DIRECTIONS: Count the lines in the data below where the string "cracking" occurs, please, and give the number alone.

THE DATA:
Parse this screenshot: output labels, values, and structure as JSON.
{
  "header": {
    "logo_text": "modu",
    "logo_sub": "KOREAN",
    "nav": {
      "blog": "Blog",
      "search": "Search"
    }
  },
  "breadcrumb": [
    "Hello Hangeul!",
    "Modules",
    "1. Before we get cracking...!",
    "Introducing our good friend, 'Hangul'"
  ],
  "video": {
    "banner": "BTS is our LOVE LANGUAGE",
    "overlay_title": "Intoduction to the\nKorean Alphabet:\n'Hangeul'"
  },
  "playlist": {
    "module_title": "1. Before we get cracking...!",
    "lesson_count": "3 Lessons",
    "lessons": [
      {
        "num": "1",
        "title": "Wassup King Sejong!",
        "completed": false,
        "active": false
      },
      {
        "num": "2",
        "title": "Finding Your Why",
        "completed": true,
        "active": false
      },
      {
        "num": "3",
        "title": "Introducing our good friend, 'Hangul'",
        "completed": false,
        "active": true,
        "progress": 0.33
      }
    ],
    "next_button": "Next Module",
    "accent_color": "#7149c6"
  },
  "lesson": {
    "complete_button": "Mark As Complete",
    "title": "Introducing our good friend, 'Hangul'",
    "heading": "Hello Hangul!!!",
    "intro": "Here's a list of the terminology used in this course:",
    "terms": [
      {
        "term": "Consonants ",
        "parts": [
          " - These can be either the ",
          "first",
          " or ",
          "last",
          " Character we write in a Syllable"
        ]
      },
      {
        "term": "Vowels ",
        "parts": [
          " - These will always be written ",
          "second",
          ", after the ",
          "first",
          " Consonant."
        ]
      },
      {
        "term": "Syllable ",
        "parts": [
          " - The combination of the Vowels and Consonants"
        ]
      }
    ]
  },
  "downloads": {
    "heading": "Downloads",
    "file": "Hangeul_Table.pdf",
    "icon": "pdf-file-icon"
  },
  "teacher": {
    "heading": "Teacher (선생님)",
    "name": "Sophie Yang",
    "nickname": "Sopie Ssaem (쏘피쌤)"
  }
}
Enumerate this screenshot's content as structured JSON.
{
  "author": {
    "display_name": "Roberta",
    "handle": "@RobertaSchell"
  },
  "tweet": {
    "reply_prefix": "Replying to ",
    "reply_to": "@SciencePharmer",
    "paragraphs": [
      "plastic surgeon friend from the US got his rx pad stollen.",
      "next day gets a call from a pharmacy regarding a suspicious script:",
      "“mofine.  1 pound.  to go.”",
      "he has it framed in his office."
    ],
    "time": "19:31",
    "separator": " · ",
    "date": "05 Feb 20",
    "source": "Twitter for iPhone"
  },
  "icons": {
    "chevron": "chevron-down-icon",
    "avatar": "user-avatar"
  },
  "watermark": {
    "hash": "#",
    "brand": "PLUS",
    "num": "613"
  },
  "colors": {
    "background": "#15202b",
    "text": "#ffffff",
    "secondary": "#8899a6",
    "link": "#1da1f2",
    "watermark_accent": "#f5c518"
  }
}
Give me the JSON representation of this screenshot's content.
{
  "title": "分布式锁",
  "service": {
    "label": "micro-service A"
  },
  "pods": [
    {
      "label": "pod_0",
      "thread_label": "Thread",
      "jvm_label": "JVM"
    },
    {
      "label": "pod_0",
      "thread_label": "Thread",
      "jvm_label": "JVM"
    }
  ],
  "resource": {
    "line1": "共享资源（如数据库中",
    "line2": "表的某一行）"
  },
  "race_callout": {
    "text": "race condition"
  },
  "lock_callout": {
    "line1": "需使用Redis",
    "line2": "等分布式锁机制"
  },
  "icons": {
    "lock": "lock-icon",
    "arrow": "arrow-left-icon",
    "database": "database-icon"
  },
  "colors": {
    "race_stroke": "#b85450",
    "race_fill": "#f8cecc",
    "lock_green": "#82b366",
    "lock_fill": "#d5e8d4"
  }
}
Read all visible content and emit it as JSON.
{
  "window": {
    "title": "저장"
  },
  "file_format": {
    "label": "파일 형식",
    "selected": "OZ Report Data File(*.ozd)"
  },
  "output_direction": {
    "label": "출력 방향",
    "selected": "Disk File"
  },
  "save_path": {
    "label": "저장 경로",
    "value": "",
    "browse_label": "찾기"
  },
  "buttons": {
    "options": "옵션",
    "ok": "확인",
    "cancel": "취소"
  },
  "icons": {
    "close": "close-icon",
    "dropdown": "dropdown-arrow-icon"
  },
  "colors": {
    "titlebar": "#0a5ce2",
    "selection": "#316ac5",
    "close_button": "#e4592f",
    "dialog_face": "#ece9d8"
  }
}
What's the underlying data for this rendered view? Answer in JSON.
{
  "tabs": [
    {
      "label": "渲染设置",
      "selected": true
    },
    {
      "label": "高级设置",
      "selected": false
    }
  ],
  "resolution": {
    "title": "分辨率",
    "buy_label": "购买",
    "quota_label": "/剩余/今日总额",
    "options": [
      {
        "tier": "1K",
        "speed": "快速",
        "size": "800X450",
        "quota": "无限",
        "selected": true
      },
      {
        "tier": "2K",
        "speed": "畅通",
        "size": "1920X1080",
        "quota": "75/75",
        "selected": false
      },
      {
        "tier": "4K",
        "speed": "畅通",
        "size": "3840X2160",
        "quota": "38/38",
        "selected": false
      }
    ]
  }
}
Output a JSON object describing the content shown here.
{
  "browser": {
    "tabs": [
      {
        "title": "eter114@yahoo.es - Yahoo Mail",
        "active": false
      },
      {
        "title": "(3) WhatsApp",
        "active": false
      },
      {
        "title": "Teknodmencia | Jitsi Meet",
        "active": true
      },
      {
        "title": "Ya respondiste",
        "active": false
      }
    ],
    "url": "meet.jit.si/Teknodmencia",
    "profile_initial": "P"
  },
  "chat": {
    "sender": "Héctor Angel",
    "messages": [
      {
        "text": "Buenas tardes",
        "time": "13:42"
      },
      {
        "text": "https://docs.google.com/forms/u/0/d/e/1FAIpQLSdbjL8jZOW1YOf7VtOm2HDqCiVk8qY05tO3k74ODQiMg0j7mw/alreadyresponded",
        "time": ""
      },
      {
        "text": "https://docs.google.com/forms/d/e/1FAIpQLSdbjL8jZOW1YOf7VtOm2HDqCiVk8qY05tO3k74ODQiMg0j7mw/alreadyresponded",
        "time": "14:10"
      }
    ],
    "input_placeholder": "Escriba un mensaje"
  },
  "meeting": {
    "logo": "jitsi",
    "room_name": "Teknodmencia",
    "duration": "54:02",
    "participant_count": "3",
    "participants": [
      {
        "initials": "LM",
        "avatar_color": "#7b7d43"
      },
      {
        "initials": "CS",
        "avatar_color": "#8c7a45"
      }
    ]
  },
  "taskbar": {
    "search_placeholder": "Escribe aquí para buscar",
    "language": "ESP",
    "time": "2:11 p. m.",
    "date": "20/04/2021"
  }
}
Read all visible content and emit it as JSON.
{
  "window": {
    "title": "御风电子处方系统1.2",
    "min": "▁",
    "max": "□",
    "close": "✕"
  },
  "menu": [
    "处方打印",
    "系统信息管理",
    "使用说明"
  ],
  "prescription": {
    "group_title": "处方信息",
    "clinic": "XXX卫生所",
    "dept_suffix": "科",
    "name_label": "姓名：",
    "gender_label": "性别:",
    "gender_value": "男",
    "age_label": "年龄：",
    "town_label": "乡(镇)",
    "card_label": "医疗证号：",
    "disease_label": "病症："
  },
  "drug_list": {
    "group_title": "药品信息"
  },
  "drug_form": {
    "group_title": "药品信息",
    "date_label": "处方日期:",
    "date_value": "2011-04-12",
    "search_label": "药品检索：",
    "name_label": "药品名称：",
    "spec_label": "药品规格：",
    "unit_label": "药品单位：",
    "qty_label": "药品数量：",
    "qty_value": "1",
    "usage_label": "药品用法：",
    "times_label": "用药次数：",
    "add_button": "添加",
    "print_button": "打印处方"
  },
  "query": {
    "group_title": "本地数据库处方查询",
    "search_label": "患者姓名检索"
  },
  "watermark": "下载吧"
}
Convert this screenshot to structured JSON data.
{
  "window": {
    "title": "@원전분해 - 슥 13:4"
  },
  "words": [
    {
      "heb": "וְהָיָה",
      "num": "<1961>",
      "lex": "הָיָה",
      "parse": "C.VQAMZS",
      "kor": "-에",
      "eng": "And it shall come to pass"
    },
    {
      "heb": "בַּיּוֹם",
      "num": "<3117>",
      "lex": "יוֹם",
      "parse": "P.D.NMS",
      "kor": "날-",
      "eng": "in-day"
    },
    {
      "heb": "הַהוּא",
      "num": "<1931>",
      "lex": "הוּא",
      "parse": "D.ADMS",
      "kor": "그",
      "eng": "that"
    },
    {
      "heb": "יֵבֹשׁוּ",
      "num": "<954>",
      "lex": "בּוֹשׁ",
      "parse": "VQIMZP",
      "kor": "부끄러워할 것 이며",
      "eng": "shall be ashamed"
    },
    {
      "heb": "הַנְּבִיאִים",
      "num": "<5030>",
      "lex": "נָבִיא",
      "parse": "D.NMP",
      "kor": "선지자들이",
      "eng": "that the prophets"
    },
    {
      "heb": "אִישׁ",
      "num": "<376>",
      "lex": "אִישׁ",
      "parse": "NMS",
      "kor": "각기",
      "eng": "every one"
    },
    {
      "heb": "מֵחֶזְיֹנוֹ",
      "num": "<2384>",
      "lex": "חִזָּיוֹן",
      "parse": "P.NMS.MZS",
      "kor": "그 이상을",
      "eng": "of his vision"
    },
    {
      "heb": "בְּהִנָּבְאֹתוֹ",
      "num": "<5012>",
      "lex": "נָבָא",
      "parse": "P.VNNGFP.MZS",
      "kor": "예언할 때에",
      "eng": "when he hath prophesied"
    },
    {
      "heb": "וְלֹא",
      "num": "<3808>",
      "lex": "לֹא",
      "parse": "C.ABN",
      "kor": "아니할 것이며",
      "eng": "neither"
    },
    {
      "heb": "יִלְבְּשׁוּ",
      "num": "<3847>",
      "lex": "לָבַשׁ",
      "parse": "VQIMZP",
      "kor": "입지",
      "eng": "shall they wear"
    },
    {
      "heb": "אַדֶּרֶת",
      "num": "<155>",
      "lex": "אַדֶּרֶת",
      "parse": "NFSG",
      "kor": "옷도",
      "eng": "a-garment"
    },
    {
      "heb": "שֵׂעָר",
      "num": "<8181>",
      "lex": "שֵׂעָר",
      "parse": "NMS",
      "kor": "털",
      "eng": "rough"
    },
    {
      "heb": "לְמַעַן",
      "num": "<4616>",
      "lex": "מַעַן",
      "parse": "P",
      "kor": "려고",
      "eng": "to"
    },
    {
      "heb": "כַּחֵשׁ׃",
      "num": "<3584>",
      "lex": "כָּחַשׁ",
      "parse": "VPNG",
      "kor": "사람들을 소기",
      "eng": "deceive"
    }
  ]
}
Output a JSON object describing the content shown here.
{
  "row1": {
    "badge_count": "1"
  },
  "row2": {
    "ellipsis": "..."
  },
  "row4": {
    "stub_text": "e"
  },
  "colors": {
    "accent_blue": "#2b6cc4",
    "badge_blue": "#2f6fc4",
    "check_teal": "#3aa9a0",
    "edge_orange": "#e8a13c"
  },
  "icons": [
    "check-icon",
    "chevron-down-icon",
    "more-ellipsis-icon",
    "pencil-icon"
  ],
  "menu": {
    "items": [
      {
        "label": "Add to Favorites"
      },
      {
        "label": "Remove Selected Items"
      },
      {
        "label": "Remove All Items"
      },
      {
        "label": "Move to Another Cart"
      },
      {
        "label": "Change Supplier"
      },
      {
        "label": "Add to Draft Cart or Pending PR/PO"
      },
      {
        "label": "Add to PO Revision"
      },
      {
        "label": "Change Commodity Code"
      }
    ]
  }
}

EXERCISE OUTPUT: 2